▸ TASK BRIEF
Copy out all lines that carry the word "Discharge".

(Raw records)
###
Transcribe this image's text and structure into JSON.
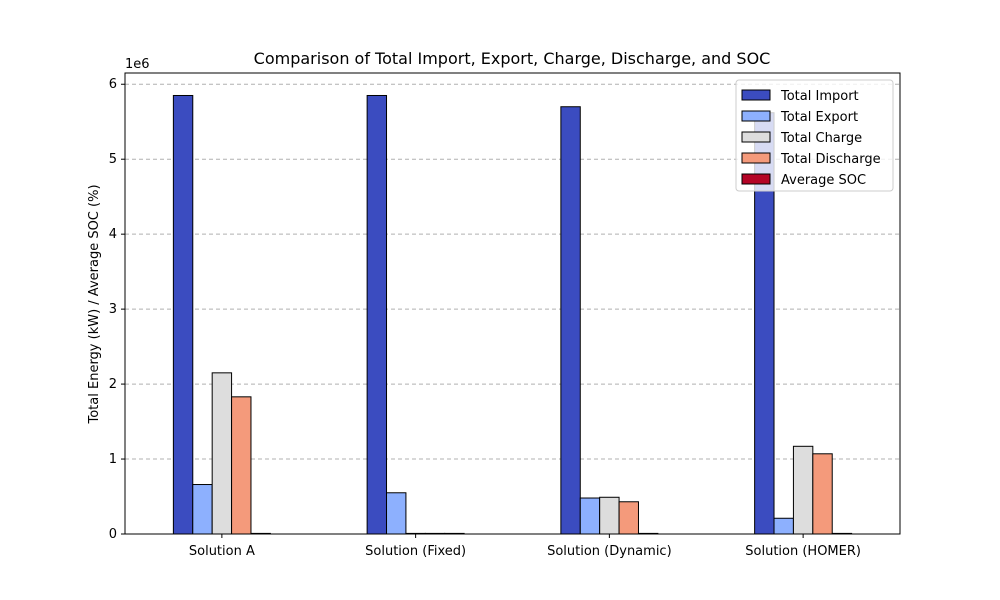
{
  "chart_data": {
    "type": "bar",
    "title": "Comparison of Total Import, Export, Charge, Discharge, and SOC",
    "xlabel": "",
    "ylabel": "Total Energy (kW) / Average SOC (%)",
    "y_offset_label": "1e6",
    "ylim": [
      0,
      6.15
    ],
    "yticks": [
      "0",
      "1",
      "2",
      "3",
      "4",
      "5",
      "6"
    ],
    "grid": "y-dashed",
    "legend_position": "top-right",
    "categories": [
      "Solution A",
      "Solution (Fixed)",
      "Solution (Dynamic)",
      "Solution (HOMER)"
    ],
    "series": [
      {
        "name": "Total Import",
        "color": "#3b4cc0",
        "values": [
          5.85,
          5.85,
          5.7,
          5.62
        ]
      },
      {
        "name": "Total Export",
        "color": "#8db0fe",
        "values": [
          0.66,
          0.55,
          0.48,
          0.21
        ]
      },
      {
        "name": "Total Charge",
        "color": "#dddddd",
        "values": [
          2.15,
          0.0,
          0.49,
          1.17
        ]
      },
      {
        "name": "Total Discharge",
        "color": "#f49a7b",
        "values": [
          1.83,
          0.0,
          0.43,
          1.07
        ]
      },
      {
        "name": "Average SOC",
        "color": "#b40426",
        "values": [
          0.0,
          0.0,
          0.0,
          0.0
        ]
      }
    ]
  }
}
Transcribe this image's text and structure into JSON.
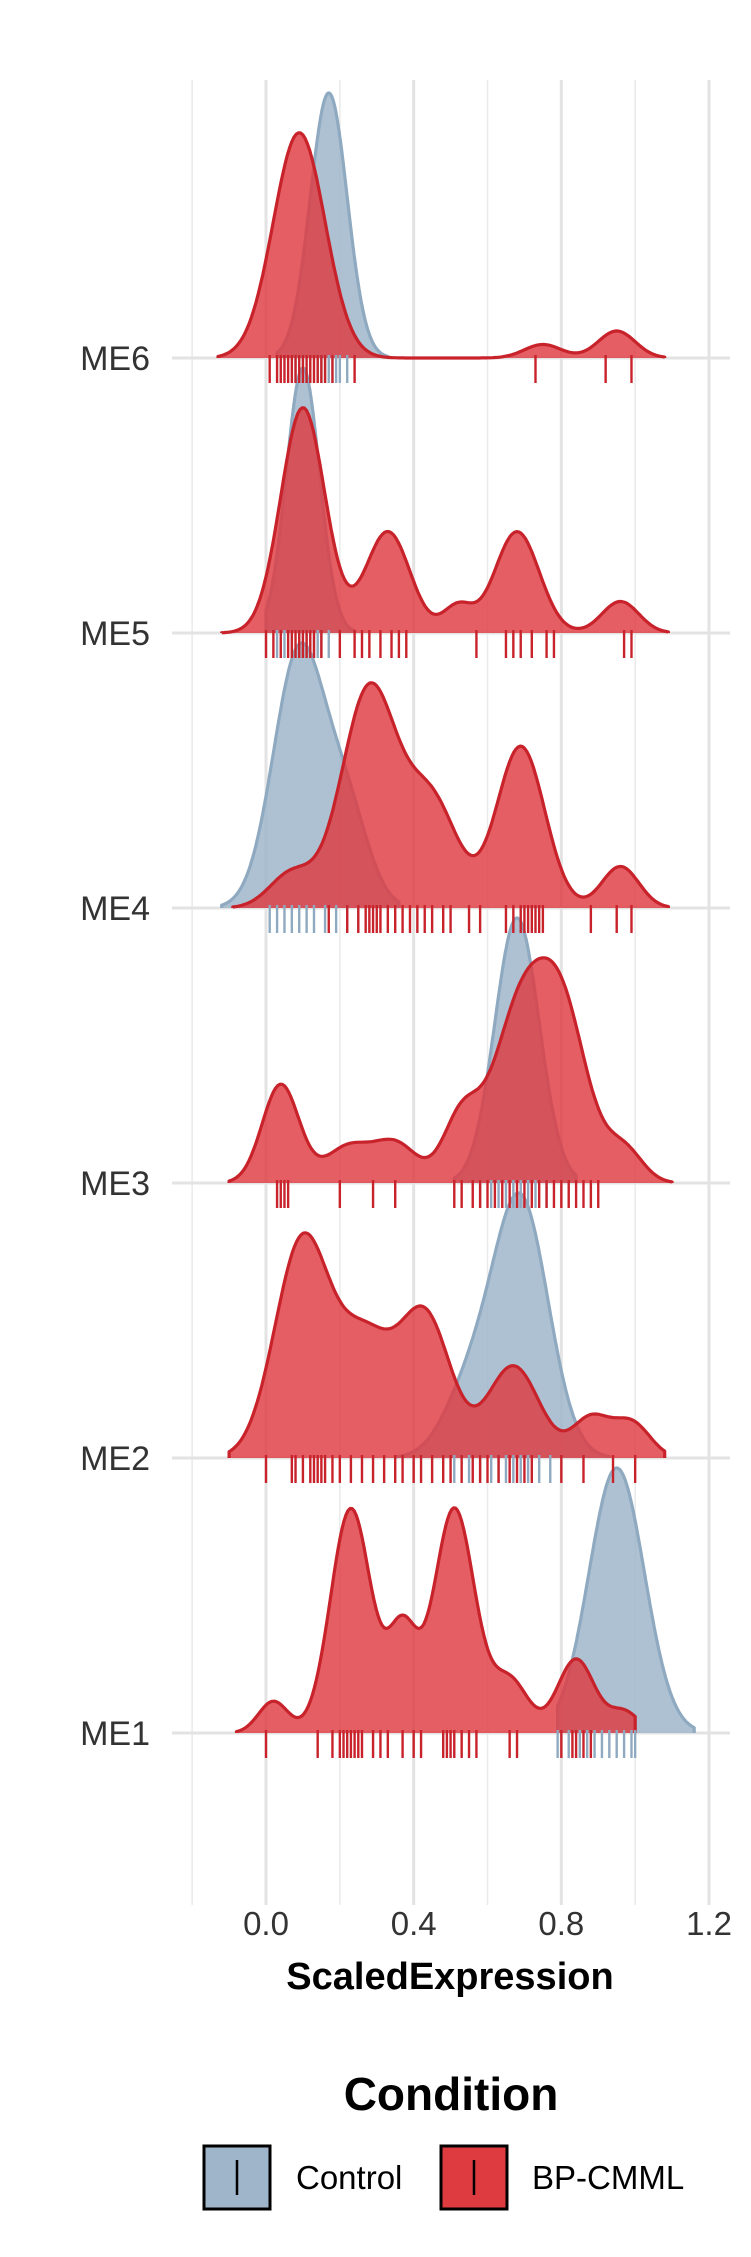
###
▸ ANSWER TO THE TASK
    "title": "Comparison of Total Import, Export, Charge, Discharge, and SOC",
        "name": "Total Discharge",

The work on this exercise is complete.